»»
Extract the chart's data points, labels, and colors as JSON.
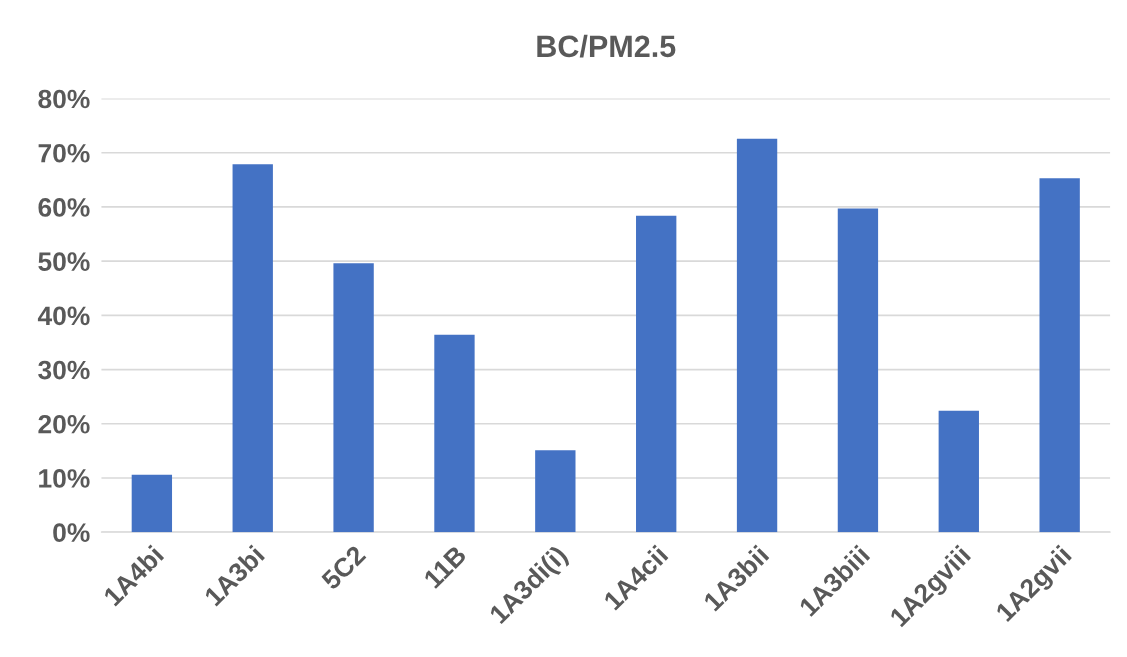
{
  "chart_data": {
    "type": "bar",
    "title": "BC/PM2.5",
    "categories": [
      "1A4bi",
      "1A3bi",
      "5C2",
      "11B",
      "1A3di(i)",
      "1A4cii",
      "1A3bii",
      "1A3biii",
      "1A2gviii",
      "1A2gvii"
    ],
    "values": [
      10.6,
      67.9,
      49.6,
      36.4,
      15.1,
      58.4,
      72.6,
      59.7,
      22.4,
      65.3
    ],
    "color": "#4472c4",
    "ylim": [
      0,
      80
    ],
    "yticks": [
      {
        "value": 0,
        "label": "0%"
      },
      {
        "value": 10,
        "label": "10%"
      },
      {
        "value": 20,
        "label": "20%"
      },
      {
        "value": 30,
        "label": "30%"
      },
      {
        "value": 40,
        "label": "40%"
      },
      {
        "value": 50,
        "label": "50%"
      },
      {
        "value": 60,
        "label": "60%"
      },
      {
        "value": 70,
        "label": "70%"
      },
      {
        "value": 80,
        "label": "80%"
      }
    ],
    "grid": "y",
    "legend": false
  }
}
««
**PROBLEM TO SOLVE:** All preceding records should be duplicated verbatim, images excepted.

**EXERCISE ANSWER:**
Extract the chart's data points, labels, and colors as JSON.
{
  "chart_data": {
    "type": "bar",
    "title": "BC/PM2.5",
    "categories": [
      "1A4bi",
      "1A3bi",
      "5C2",
      "11B",
      "1A3di(i)",
      "1A4cii",
      "1A3bii",
      "1A3biii",
      "1A2gviii",
      "1A2gvii"
    ],
    "values": [
      10.6,
      67.9,
      49.6,
      36.4,
      15.1,
      58.4,
      72.6,
      59.7,
      22.4,
      65.3
    ],
    "color": "#4472c4",
    "ylim": [
      0,
      80
    ],
    "yticks": [
      {
        "value": 0,
        "label": "0%"
      },
      {
        "value": 10,
        "label": "10%"
      },
      {
        "value": 20,
        "label": "20%"
      },
      {
        "value": 30,
        "label": "30%"
      },
      {
        "value": 40,
        "label": "40%"
      },
      {
        "value": 50,
        "label": "50%"
      },
      {
        "value": 60,
        "label": "60%"
      },
      {
        "value": 70,
        "label": "70%"
      },
      {
        "value": 80,
        "label": "80%"
      }
    ],
    "grid": "y",
    "legend": false
  }
}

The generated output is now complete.